Short task a:
Can you condense the paragraph of the photocatalytic water-splitting abstract that begins "Photocatalysis combined with membrane technology" into a short bulleted list that keeps its main facts?

Reading passage:
<<<<

Abstract
Photocatalysis combined with membrane technology could offer an enormous potential for power generation in a renewable and sustainable way. Herein, we describe the one-step hydrogen and oxygen evolution through a photocatalytic membrane reactor. Experimental tests were carried out by means of a two-compartment cell in which a modified Nafion membrane separated the oxygen and hydrogen evolution semi-cells, while iron ions permeating through the membrane acted as a redox mediator. Nanosized Au/TiO2 and Au/CeO2 were employed as suspended photocatalysts for hydrogen and oxygen generation, respectively. The influence of initial Fe3+ ion concentration, ranging from 5 to 20 mM, was investigated, and the best results in terms of hydrogen and oxygen evolution were registered by working with 5 mM Fe3+. The positive effect of gold on the overall water splitting was confirmed by comparing the photocatalytic results obtained with the modified/unmodified titania and ceria. Au-loading played a key role for controlling the photocatalytic activity, and the optimal percentage for hydrogen and oxygen generation was 0.25 wt%. Under irradiation with visible light, hydrogen and oxygen were produced in stoichiometric amounts. The crucial role of the couple Fe3+/Fe2+ and of the membrane on the performance of the overall photocatalytic system was found.

>>>>

Short task b:
Can you quote verbatim the stretch of the records from the start through the line that contains "refresh-icon[interactable] xyxy=(919,16,943,40)", with both ends included?

Recorded data:

<<<<

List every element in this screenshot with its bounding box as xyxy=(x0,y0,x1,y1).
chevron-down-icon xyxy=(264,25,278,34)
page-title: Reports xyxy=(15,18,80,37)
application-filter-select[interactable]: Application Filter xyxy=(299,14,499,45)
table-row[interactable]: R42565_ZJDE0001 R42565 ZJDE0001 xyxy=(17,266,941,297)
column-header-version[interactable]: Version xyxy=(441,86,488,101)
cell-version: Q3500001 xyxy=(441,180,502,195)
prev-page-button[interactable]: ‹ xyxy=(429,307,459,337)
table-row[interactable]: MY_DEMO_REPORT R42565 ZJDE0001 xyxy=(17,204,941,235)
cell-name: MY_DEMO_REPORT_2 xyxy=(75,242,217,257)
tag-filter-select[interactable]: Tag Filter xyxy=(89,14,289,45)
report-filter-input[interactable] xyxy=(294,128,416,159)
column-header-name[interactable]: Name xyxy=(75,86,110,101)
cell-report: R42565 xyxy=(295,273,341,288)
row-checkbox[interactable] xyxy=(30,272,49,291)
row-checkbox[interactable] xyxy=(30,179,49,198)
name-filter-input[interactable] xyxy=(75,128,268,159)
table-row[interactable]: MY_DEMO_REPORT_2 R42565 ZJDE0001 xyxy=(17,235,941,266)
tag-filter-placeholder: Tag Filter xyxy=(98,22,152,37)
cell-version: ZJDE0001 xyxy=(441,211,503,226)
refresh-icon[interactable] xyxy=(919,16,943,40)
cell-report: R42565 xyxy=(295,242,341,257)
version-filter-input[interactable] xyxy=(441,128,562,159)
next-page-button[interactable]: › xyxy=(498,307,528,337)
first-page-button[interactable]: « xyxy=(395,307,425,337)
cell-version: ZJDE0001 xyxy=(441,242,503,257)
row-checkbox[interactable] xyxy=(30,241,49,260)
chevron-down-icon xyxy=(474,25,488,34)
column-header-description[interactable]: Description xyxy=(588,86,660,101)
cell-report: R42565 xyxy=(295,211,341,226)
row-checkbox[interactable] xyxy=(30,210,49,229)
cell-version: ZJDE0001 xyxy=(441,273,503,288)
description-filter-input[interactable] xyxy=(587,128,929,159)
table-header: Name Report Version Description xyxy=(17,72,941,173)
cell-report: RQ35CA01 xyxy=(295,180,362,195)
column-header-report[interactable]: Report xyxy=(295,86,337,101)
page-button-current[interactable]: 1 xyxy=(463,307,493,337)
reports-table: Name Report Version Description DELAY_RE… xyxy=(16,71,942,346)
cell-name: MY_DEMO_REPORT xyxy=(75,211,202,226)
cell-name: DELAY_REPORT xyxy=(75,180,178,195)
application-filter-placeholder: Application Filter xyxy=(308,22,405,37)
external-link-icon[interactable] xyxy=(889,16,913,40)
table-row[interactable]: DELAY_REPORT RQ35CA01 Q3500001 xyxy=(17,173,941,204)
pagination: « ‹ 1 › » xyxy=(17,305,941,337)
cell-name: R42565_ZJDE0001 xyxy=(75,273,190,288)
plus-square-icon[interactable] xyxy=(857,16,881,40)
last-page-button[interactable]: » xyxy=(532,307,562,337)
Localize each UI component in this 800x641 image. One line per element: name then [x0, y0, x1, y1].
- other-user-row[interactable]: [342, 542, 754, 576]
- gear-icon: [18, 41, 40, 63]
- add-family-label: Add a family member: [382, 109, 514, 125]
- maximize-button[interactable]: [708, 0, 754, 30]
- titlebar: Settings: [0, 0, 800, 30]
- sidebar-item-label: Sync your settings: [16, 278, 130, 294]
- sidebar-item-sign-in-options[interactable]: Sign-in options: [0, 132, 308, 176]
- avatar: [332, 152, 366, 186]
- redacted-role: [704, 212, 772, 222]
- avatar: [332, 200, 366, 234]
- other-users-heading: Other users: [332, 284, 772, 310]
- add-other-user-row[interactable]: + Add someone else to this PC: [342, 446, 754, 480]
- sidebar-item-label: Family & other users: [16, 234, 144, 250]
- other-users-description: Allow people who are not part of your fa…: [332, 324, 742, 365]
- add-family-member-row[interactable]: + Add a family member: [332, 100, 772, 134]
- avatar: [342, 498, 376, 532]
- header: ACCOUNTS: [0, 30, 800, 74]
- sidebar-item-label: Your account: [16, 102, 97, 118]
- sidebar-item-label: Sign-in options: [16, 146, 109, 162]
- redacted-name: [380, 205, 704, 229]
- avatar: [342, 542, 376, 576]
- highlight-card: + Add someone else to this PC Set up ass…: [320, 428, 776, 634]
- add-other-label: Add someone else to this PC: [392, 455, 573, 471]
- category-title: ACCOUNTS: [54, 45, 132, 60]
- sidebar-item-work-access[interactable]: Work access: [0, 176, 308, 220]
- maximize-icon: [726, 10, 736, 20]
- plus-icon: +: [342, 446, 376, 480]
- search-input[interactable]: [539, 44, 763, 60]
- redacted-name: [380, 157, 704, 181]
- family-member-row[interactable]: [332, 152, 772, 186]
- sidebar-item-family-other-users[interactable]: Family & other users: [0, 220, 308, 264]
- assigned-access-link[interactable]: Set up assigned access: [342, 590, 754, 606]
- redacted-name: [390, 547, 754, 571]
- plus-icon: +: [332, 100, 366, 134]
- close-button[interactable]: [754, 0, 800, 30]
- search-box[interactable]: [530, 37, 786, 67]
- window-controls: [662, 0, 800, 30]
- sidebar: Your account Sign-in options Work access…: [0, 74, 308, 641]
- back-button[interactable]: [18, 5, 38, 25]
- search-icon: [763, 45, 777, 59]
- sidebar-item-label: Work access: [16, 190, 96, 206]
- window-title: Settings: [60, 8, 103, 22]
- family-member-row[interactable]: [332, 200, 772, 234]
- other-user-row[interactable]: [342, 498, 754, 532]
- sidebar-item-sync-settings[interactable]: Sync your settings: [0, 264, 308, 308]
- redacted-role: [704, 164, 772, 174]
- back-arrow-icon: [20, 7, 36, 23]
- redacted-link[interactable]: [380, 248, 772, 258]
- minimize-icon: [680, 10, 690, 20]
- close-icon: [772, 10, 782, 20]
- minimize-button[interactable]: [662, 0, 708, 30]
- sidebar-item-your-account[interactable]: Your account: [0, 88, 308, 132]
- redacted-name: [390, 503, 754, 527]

>>>>

Correct answer a:
- Setup: a photocatalytic membrane reactor with two compartments, separated by a modified Nafion membrane, produces hydrogen and oxygen in one step.
- Iron ions permeating the membrane act as a redox mediator.
- Photocatalysts: nanosized Au/TiO2 for hydrogen and Au/CeO2 for oxygen, used in suspension.
- Initial Fe3+ concentration was tested from 5 to 20 mM. The best hydrogen and oxygen evolution came at 5 mM.
- Comparing modified and unmodified titania and ceria confirmed that gold improves overall water splitting.
- Au loading controlled activity, with 0.25 wt% optimal for both gases.
- Under visible light, hydrogen and oxygen formed in stoichiometric amounts.
- The Fe3+/Fe2+ couple and the membrane proved crucial to system performance.

Correct answer b:
List every element in this screenshot with its bounding box as xyxy=(x0,y0,x1,y1).
chevron-down-icon xyxy=(264,25,278,34)
page-title: Reports xyxy=(15,18,80,37)
application-filter-select[interactable]: Application Filter xyxy=(299,14,499,45)
table-row[interactable]: R42565_ZJDE0001 R42565 ZJDE0001 xyxy=(17,266,941,297)
column-header-version[interactable]: Version xyxy=(441,86,488,101)
cell-version: Q3500001 xyxy=(441,180,502,195)
prev-page-button[interactable]: ‹ xyxy=(429,307,459,337)
table-row[interactable]: MY_DEMO_REPORT R42565 ZJDE0001 xyxy=(17,204,941,235)
cell-name: MY_DEMO_REPORT_2 xyxy=(75,242,217,257)
tag-filter-select[interactable]: Tag Filter xyxy=(89,14,289,45)
report-filter-input[interactable] xyxy=(294,128,416,159)
column-header-name[interactable]: Name xyxy=(75,86,110,101)
cell-report: R42565 xyxy=(295,273,341,288)
row-checkbox[interactable] xyxy=(30,272,49,291)
row-checkbox[interactable] xyxy=(30,179,49,198)
name-filter-input[interactable] xyxy=(75,128,268,159)
table-row[interactable]: MY_DEMO_REPORT_2 R42565 ZJDE0001 xyxy=(17,235,941,266)
tag-filter-placeholder: Tag Filter xyxy=(98,22,152,37)
cell-version: ZJDE0001 xyxy=(441,211,503,226)
refresh-icon[interactable] xyxy=(919,16,943,40)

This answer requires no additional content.